> **RAW DATA**
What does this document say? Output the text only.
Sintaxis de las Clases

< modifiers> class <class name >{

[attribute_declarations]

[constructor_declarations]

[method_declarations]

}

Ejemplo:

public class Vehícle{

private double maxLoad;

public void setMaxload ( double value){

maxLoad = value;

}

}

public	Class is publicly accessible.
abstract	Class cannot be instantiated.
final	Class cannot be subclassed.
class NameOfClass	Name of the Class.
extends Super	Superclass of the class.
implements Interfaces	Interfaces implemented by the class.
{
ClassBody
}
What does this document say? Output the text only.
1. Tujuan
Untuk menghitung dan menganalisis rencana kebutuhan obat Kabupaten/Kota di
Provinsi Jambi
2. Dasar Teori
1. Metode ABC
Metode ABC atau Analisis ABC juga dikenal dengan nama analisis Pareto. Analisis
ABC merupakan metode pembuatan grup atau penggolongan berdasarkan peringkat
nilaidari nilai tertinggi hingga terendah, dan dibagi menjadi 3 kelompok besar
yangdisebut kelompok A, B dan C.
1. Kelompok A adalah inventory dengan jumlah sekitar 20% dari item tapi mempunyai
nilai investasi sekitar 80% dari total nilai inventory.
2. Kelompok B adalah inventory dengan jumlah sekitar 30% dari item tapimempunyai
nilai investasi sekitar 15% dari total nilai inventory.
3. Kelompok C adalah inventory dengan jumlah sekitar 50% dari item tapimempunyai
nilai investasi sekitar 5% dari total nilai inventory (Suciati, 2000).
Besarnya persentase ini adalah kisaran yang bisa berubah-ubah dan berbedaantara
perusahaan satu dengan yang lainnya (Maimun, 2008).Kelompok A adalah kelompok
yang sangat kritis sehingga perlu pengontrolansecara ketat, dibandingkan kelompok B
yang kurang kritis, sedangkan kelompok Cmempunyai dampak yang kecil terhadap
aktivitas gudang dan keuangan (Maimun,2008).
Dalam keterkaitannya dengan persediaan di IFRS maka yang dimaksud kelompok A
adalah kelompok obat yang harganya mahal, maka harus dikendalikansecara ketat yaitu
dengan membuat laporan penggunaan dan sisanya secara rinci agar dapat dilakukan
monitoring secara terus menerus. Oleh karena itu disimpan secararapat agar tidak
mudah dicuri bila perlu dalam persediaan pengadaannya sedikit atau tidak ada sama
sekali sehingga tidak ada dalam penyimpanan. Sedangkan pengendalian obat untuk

> **OBJECTIVE**
Reproduce the data shown above exactly.

> **WRITTEN SOLUTION**
What does this document say? Output the text only.
Sintaxis de las Clases

< modifiers> class <class name >{

[attribute_declarations]

[constructor_declarations]

[method_declarations]

}

Ejemplo:

public class Vehícle{

private double maxLoad;

public void setMaxload ( double value){

maxLoad = value;

}

}

public	Class is publicly accessible.
abstract	Class cannot be instantiated.
final	Class cannot be subclassed.
class NameOfClass	Name of the Class.
extends Super	Superclass of the class.
implements Interfaces	Interfaces implemented by the class.
{
ClassBody
}
What does this document say? Output the text only.
1. Tujuan
Untuk menghitung dan menganalisis rencana kebutuhan obat Kabupaten/Kota di
Provinsi Jambi
2. Dasar Teori
1. Metode ABC
Metode ABC atau Analisis ABC juga dikenal dengan nama analisis Pareto. Analisis
ABC merupakan metode pembuatan grup atau penggolongan berdasarkan peringkat
nilaidari nilai tertinggi hingga terendah, dan dibagi menjadi 3 kelompok besar
yangdisebut kelompok A, B dan C.
1. Kelompok A adalah inventory dengan jumlah sekitar 20% dari item tapi mempunyai
nilai investasi sekitar 80% dari total nilai inventory.
2. Kelompok B adalah inventory dengan jumlah sekitar 30% dari item tapimempunyai
nilai investasi sekitar 15% dari total nilai inventory.
3. Kelompok C adalah inventory dengan jumlah sekitar 50% dari item tapimempunyai
nilai investasi sekitar 5% dari total nilai inventory (Suciati, 2000).
Besarnya persentase ini adalah kisaran yang bisa berubah-ubah dan berbedaantara
perusahaan satu dengan yang lainnya (Maimun, 2008).Kelompok A adalah kelompok
yang sangat kritis sehingga perlu pengontrolansecara ketat, dibandingkan kelompok B
yang kurang kritis, sedangkan kelompok Cmempunyai dampak yang kecil terhadap
aktivitas gudang dan keuangan (Maimun,2008).
Dalam keterkaitannya dengan persediaan di IFRS maka yang dimaksud kelompok A
adalah kelompok obat yang harganya mahal, maka harus dikendalikansecara ketat yaitu
dengan membuat laporan penggunaan dan sisanya secara rinci agar dapat dilakukan
monitoring secara terus menerus. Oleh karena itu disimpan secararapat agar tidak
mudah dicuri bila perlu dalam persediaan pengadaannya sedikit atau tidak ada sama
sekali sehingga tidak ada dalam penyimpanan. Sedangkan pengendalian obat untuk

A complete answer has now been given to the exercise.